● SOURCE DOCUMENT:
# # # # #

Though, what practical use will one gain from using obscure terms for something that is universally understood in more common terms? (I won't know before reading Sapir.)
Infant, the title hero, and the two other dramatis personae are presented with reference to the addresser of the message: I, my mother, my father. (Jakobson 1981[1970h]: 327)
These are possessive vocative verbal forms?
Jakobson, Roman 1981[1964f]. The Grammatical Structure of Janko Král's Verses. In: Rudy, Stephen (ed.), Selected Writings III: Poetry of Grammar and Grammar of Poetry. The Hague; Paris; New York: Mouton, 482-498.
The first person - the triple som of the initial couplet - changes from an agent into a dim addressee of action, the enclitic dative mi, while the actor's role becomes a pars pro toto, competing with another synecdochic image, oko. (Jakobson 1981[1964f]: 488)
The first person can also be the addressee?
In the second quintet, feminine nomatives (34noc, 36rosička) replace the neuters of stanzas II-IV and for the first time the inanimate masculine emerges in its singular form (38ohniček). Again the universe of discourse becomes somewhat more personalized. (Jakobson 1981[1964f]: 491)
Referring to the addresser or the addressee apparently constitutes the personalization of the universe of discourse.
The deer is apostrophized and becomes the addressee of the old man's message, a virtual respondent to his queries and a dramatis personae, ty - the second person of the plot, associated with the first person ja by similarity and, in the latter's summonses, by a purposed contiguity: 25Jeleň jelenko nože si lahňi 26Ku mně peknje tvoje rožki*** 29Sem hlauku tvoju sem na koleno. (Jakobson 1981[1964f]: 493)
Yeah, I bet I'm going to have a lot of fun finding nonverbal equivalents (or at least non-equivalents) to all these possible variations of the emotive and conative functions.
In the sixth stanza the first two lines contain a double appelation (oslovenie), in the seventh stanza, two imperative constructions - one explicit (25nože si lahňi), the other elliptic (26Ku mně peknje tvoje rožki) - and finally in the eighth stanza, one elliptic imperative construction (29Sem hlauku tvoju) followed by a hortative (30Něch ju vihladkám). (Jakobson 1981[1964f]: 495)
It would be much easier to understand all these contructions if they were... in English.
The reinstated past, the theme of the five final stanzas, puts an end to any gradual development and fulfillment; the past tense is superseded by the present, the perfective aspect by the imperfective. Statics prevails over dynamics, state over action. The old man's 'I', suppressed in the four preceding stanzas, comes into focus. The second person is ostensively introduced, the message looks for a responding addressee. The narrative is replaced by requests, - at first imperative, then interrogative - which are addressed to the deer, the hero's metaphoric alter ego. (Jakobson 1981[1964f]: 497)
At least "the message looks for a responding addressee" has a simple nonverbal equivalent in the look or gaze that searches or waits for eye contact to occur. (Is the squint an
interrogative nonverbal sign?)

# # # # #

(Extracted rows)
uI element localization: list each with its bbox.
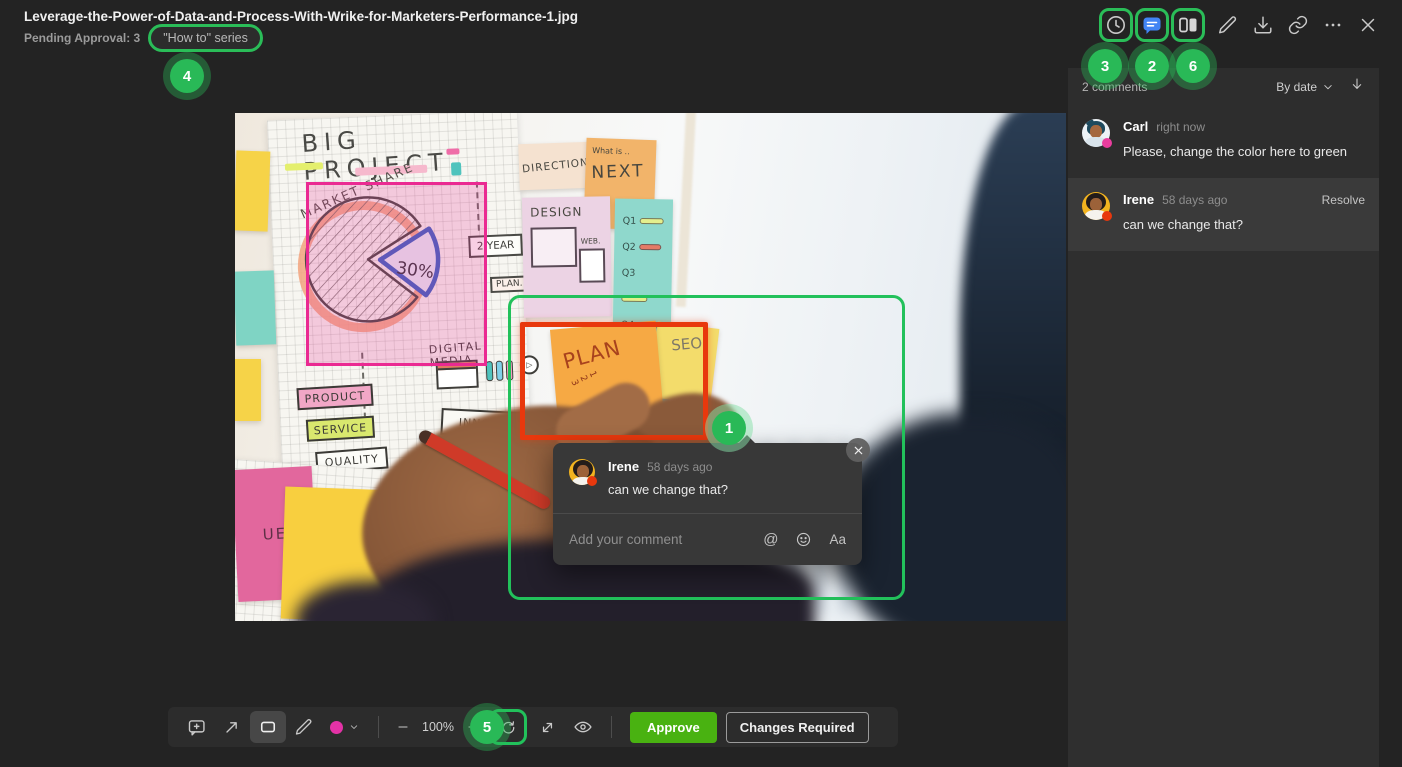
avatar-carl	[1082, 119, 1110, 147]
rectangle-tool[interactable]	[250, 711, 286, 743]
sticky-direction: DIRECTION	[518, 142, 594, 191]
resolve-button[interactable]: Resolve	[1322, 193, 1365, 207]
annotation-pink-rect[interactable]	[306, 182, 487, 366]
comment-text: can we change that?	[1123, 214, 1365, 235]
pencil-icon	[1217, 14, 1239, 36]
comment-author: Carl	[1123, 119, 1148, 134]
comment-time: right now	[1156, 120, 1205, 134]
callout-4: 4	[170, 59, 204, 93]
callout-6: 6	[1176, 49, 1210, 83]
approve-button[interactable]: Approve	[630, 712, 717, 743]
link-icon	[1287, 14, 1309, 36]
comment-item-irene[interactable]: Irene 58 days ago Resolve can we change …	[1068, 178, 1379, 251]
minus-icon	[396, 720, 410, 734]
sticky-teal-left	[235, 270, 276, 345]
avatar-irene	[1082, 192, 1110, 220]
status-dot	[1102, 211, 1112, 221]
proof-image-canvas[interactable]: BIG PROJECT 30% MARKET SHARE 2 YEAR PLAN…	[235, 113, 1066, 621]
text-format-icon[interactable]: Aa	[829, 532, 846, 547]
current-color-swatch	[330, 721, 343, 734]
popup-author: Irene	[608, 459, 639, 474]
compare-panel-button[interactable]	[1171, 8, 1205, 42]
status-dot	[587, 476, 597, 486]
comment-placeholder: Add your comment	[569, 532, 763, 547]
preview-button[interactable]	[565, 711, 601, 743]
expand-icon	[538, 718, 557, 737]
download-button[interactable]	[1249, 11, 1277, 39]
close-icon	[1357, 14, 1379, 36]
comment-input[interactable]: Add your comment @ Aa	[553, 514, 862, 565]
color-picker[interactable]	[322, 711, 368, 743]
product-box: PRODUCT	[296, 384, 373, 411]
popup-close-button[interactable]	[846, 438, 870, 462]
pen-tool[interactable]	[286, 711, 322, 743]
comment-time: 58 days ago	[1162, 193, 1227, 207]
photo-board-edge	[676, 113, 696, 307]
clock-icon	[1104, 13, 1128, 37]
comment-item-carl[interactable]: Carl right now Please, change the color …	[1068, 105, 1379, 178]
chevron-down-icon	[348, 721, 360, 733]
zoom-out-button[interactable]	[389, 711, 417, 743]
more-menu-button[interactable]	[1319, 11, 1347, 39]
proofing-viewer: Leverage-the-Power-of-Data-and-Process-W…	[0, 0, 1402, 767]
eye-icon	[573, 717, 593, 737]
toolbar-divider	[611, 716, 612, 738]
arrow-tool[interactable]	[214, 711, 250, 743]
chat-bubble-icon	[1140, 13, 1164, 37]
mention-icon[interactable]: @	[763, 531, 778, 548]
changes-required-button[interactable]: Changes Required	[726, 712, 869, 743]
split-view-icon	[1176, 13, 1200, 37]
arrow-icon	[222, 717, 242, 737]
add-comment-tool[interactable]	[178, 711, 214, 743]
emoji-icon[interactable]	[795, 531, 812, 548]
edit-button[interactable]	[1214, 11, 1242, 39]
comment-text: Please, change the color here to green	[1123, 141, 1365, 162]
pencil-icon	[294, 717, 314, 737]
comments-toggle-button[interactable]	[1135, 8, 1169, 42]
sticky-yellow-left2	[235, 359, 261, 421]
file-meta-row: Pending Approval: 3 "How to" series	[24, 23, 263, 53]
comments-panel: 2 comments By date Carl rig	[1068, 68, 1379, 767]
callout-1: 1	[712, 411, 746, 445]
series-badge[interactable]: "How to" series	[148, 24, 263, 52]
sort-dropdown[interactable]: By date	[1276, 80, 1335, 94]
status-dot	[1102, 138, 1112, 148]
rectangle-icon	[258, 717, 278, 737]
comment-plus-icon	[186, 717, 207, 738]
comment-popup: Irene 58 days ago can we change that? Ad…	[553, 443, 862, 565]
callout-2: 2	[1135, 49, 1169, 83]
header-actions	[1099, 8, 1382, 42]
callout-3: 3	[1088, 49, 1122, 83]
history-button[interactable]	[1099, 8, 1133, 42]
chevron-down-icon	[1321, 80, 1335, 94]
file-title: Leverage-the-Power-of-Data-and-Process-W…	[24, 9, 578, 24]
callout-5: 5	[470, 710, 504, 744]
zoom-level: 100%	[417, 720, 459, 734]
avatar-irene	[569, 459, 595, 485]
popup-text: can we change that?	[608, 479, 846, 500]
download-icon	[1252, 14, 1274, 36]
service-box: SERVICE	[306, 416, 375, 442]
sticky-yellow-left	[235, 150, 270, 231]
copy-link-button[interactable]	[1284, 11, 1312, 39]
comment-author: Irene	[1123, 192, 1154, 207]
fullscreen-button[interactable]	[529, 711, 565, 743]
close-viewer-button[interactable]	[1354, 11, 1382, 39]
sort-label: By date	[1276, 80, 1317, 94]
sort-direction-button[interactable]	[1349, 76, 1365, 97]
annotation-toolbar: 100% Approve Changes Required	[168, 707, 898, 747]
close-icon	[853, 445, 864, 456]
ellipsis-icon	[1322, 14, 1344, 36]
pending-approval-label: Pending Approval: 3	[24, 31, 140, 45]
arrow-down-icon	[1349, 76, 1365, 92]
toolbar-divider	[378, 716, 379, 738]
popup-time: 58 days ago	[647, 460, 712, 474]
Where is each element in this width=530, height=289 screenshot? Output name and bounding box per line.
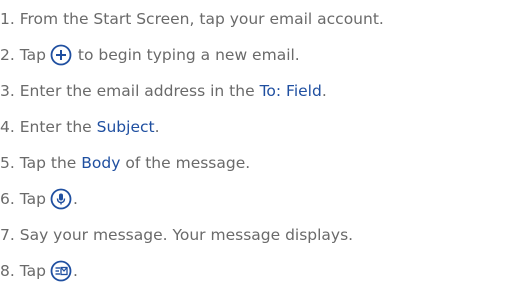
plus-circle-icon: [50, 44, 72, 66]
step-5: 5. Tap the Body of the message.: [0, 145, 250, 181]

# # # # #

● DIRECTIVES:
**1.** Rewrite the part of the reading notes on Jakobson that starts at "Infant, the title" and ends at "(Jakobson 1981[1970h]: 327)", with "addresser" replaced by "speaker".
**2.** Write the next part of the reading notes on Jakobson's verse analysis, picking up after their final sentence.

● FINAL ANSWERS:
**1.**
Infant, the title hero, and the two other dramatis personae are presented with reference to the speaker of the message: I, my mother, my father. (Jakobson 1981[1970h]: 327)

**2.**
A different language is too often taken for stammering, a nonconformist virtuosity is misinterpreted as formlessness, exquisite variability is confused with cruelty, intentional enigmatic indefiniteness is deplored as the disappointing obscurity or fragmentariness of a mere neglected sketch, and in the stupendous interplay of symmetry and disequilibrium onesided critics are prone to overlook the harmony and to observe nothing but chaos. (Jakobson 1981[1964f]: 498)
Wow. That is just beautiful. Jakobson got all poetic and philosophical... I have to add this quote to the left sidebar of this blog.
Jakobson, Roman and Peter Colaclides 1981[1966k]. Grammatical Imagery in Cavafy's Poem ΘΥΜΗΣΟΥ, ΣΩΜΙΑ... In: Rudy, Stephen (ed.), Selected Writings III: Poetry of Grammar and Grammar of Poetry. The Hague; Paris; New York: Mouton, 582-590.
Inversely, the three main clauses of the final sentence separate the first, indicative predicate from the two concluding imperatives: 8μοιἀζει *** - *** 10θυμησου ***, *** 11θυμησου. (Jakobson & Colaclides 1981[1966k]: 583)
The imperative (
10 and
11) here is "remember". In a modern example (made famous by the 2005 film
V for Vendetta), in the line "Remember, remember, the fifth of November" the "remember" is imperative and "the fifth of November" is indicative. In a 1742 version it was "Don't you Remember The Fifth of November", where the first part is not so much imperative as inquisitive.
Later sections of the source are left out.